* [PROBLEM REQUIREMENTS] The material below should be written out in full and exactly; pictures stay out of the copy.

* [DATA]
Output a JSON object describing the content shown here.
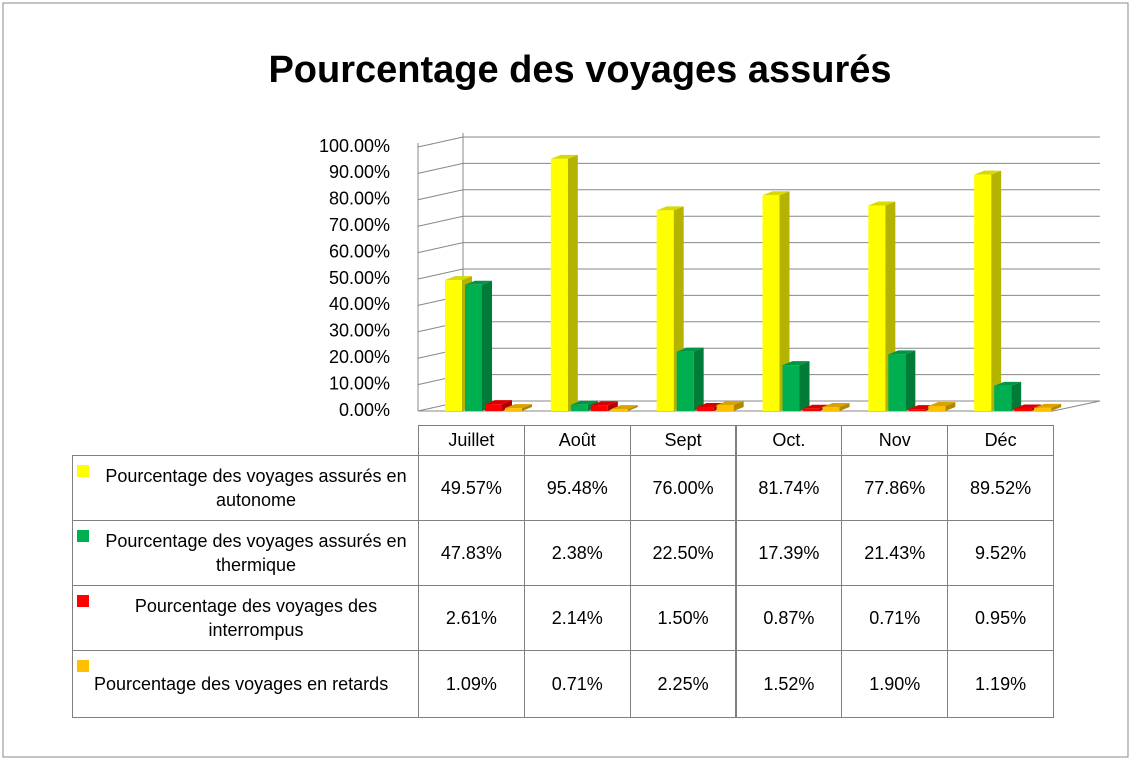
{
  "chart_data": {
    "type": "bar3d",
    "title": "Pourcentage des voyages assurés",
    "categories": [
      "Juillet",
      "Août",
      "Sept",
      "Oct.",
      "Nov",
      "Déc"
    ],
    "series": [
      {
        "name": "Pourcentage des voyages assurés en autonome",
        "color": "#ffff00",
        "values": [
          49.57,
          95.48,
          76.0,
          81.74,
          77.86,
          89.52
        ],
        "value_labels": [
          "49.57%",
          "95.48%",
          "76.00%",
          "81.74%",
          "77.86%",
          "89.52%"
        ]
      },
      {
        "name": "Pourcentage des voyages assurés en thermique",
        "color": "#00b050",
        "values": [
          47.83,
          2.38,
          22.5,
          17.39,
          21.43,
          9.52
        ],
        "value_labels": [
          "47.83%",
          "2.38%",
          "22.50%",
          "17.39%",
          "21.43%",
          "9.52%"
        ]
      },
      {
        "name": "Pourcentage des voyages des interrompus",
        "color": "#ff0000",
        "values": [
          2.61,
          2.14,
          1.5,
          0.87,
          0.71,
          0.95
        ],
        "value_labels": [
          "2.61%",
          "2.14%",
          "1.50%",
          "0.87%",
          "0.71%",
          "0.95%"
        ]
      },
      {
        "name": "Pourcentage des voyages en retards",
        "color": "#ffc000",
        "values": [
          1.09,
          0.71,
          2.25,
          1.52,
          1.9,
          1.19
        ],
        "value_labels": [
          "1.09%",
          "0.71%",
          "2.25%",
          "1.52%",
          "1.90%",
          "1.19%"
        ]
      }
    ],
    "ylim": [
      0,
      100
    ],
    "yticks": [
      {
        "value": 0,
        "label": "0.00%"
      },
      {
        "value": 10,
        "label": "10.00%"
      },
      {
        "value": 20,
        "label": "20.00%"
      },
      {
        "value": 30,
        "label": "30.00%"
      },
      {
        "value": 40,
        "label": "40.00%"
      },
      {
        "value": 50,
        "label": "50.00%"
      },
      {
        "value": 60,
        "label": "60.00%"
      },
      {
        "value": 70,
        "label": "70.00%"
      },
      {
        "value": 80,
        "label": "80.00%"
      },
      {
        "value": 90,
        "label": "90.00%"
      },
      {
        "value": 100,
        "label": "100.00%"
      }
    ],
    "grid": true
  }
}
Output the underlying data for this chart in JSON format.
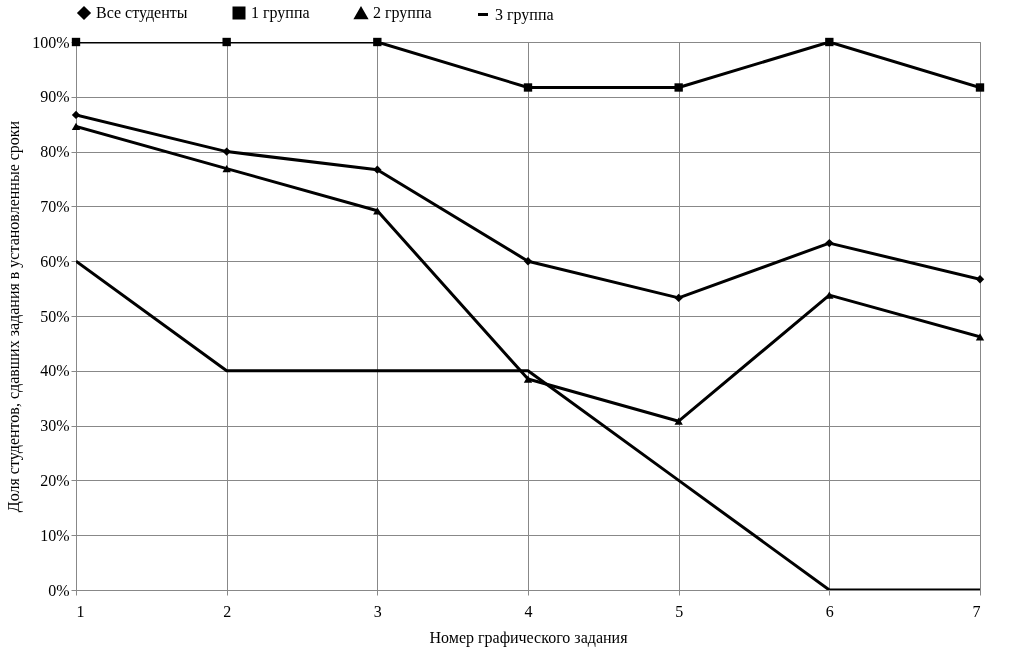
{
  "chart_data": {
    "type": "line",
    "xlabel": "Номер графического задания",
    "ylabel": "Доля студентов, сдавших задания в установленные сроки",
    "x": [
      1,
      2,
      3,
      4,
      5,
      6,
      7
    ],
    "series": [
      {
        "name": "Все студенты",
        "color": "#000000",
        "marker": "diamond",
        "values": [
          86.7,
          80,
          76.7,
          60,
          53.3,
          63.3,
          56.7
        ]
      },
      {
        "name": "1 группа",
        "color": "#000000",
        "marker": "square",
        "values": [
          100,
          100,
          100,
          91.7,
          91.7,
          100,
          91.7
        ]
      },
      {
        "name": "2 группа",
        "color": "#000000",
        "marker": "triangle",
        "values": [
          84.6,
          76.9,
          69.2,
          38.5,
          30.8,
          53.8,
          46.2
        ]
      },
      {
        "name": "3 группа",
        "color": "#000000",
        "marker": "none",
        "values": [
          60,
          40,
          40,
          40,
          20,
          0,
          0
        ]
      }
    ],
    "xlim": [
      1,
      7
    ],
    "xticks": [
      1,
      2,
      3,
      4,
      5,
      6,
      7
    ],
    "ylim": [
      0,
      100
    ],
    "yticks": [
      {
        "value": 0,
        "label": "0%"
      },
      {
        "value": 10,
        "label": "10%"
      },
      {
        "value": 20,
        "label": "20%"
      },
      {
        "value": 30,
        "label": "30%"
      },
      {
        "value": 40,
        "label": "40%"
      },
      {
        "value": 50,
        "label": "50%"
      },
      {
        "value": 60,
        "label": "60%"
      },
      {
        "value": 70,
        "label": "70%"
      },
      {
        "value": 80,
        "label": "80%"
      },
      {
        "value": 90,
        "label": "90%"
      },
      {
        "value": 100,
        "label": "100%"
      }
    ],
    "grid": true,
    "legend": "top",
    "line_style": "solid"
  }
}
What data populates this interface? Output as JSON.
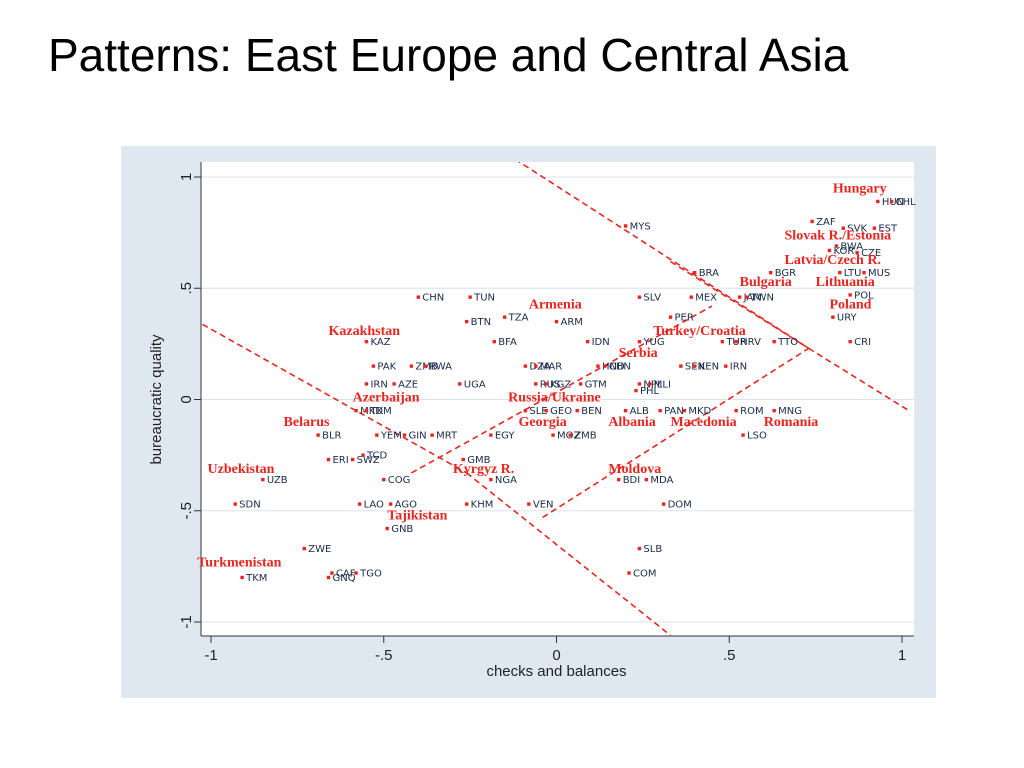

* [SOLUTION FOR THIS PROBLEM]
Output a JSON object describing the content shown here.
{
  "chart_data": {
    "type": "bar3d",
    "title": "Pourcentage des voyages assurés",
    "categories": [
      "Juillet",
      "Août",
      "Sept",
      "Oct.",
      "Nov",
      "Déc"
    ],
    "series": [
      {
        "name": "Pourcentage des voyages assurés en autonome",
        "color": "#ffff00",
        "values": [
          49.57,
          95.48,
          76.0,
          81.74,
          77.86,
          89.52
        ],
        "value_labels": [
          "49.57%",
          "95.48%",
          "76.00%",
          "81.74%",
          "77.86%",
          "89.52%"
        ]
      },
      {
        "name": "Pourcentage des voyages assurés en thermique",
        "color": "#00b050",
        "values": [
          47.83,
          2.38,
          22.5,
          17.39,
          21.43,
          9.52
        ],
        "value_labels": [
          "47.83%",
          "2.38%",
          "22.50%",
          "17.39%",
          "21.43%",
          "9.52%"
        ]
      },
      {
        "name": "Pourcentage des voyages des interrompus",
        "color": "#ff0000",
        "values": [
          2.61,
          2.14,
          1.5,
          0.87,
          0.71,
          0.95
        ],
        "value_labels": [
          "2.61%",
          "2.14%",
          "1.50%",
          "0.87%",
          "0.71%",
          "0.95%"
        ]
      },
      {
        "name": "Pourcentage des voyages en retards",
        "color": "#ffc000",
        "values": [
          1.09,
          0.71,
          2.25,
          1.52,
          1.9,
          1.19
        ],
        "value_labels": [
          "1.09%",
          "0.71%",
          "2.25%",
          "1.52%",
          "1.90%",
          "1.19%"
        ]
      }
    ],
    "ylim": [
      0,
      100
    ],
    "yticks": [
      {
        "value": 0,
        "label": "0.00%"
      },
      {
        "value": 10,
        "label": "10.00%"
      },
      {
        "value": 20,
        "label": "20.00%"
      },
      {
        "value": 30,
        "label": "30.00%"
      },
      {
        "value": 40,
        "label": "40.00%"
      },
      {
        "value": 50,
        "label": "50.00%"
      },
      {
        "value": 60,
        "label": "60.00%"
      },
      {
        "value": 70,
        "label": "70.00%"
      },
      {
        "value": 80,
        "label": "80.00%"
      },
      {
        "value": 90,
        "label": "90.00%"
      },
      {
        "value": 100,
        "label": "100.00%"
      }
    ],
    "grid": true
  }
}
Output the underlying data for this chart in JSON format.
{
  "chart_data": {
    "type": "line",
    "xlabel": "Номер графического задания",
    "ylabel": "Доля студентов, сдавших задания в установленные сроки",
    "x": [
      1,
      2,
      3,
      4,
      5,
      6,
      7
    ],
    "series": [
      {
        "name": "Все студенты",
        "color": "#000000",
        "marker": "diamond",
        "values": [
          86.7,
          80,
          76.7,
          60,
          53.3,
          63.3,
          56.7
        ]
      },
      {
        "name": "1 группа",
        "color": "#000000",
        "marker": "square",
        "values": [
          100,
          100,
          100,
          91.7,
          91.7,
          100,
          91.7
        ]
      },
      {
        "name": "2 группа",
        "color": "#000000",
        "marker": "triangle",
        "values": [
          84.6,
          76.9,
          69.2,
          38.5,
          30.8,
          53.8,
          46.2
        ]
      },
      {
        "name": "3 группа",
        "color": "#000000",
        "marker": "none",
        "values": [
          60,
          40,
          40,
          40,
          20,
          0,
          0
        ]
      }
    ],
    "xlim": [
      1,
      7
    ],
    "xticks": [
      1,
      2,
      3,
      4,
      5,
      6,
      7
    ],
    "ylim": [
      0,
      100
    ],
    "yticks": [
      {
        "value": 0,
        "label": "0%"
      },
      {
        "value": 10,
        "label": "10%"
      },
      {
        "value": 20,
        "label": "20%"
      },
      {
        "value": 30,
        "label": "30%"
      },
      {
        "value": 40,
        "label": "40%"
      },
      {
        "value": 50,
        "label": "50%"
      },
      {
        "value": 60,
        "label": "60%"
      },
      {
        "value": 70,
        "label": "70%"
      },
      {
        "value": 80,
        "label": "80%"
      },
      {
        "value": 90,
        "label": "90%"
      },
      {
        "value": 100,
        "label": "100%"
      }
    ],
    "grid": true,
    "legend": "top",
    "line_style": "solid"
  }
}
What data populates this interface? Output as JSON.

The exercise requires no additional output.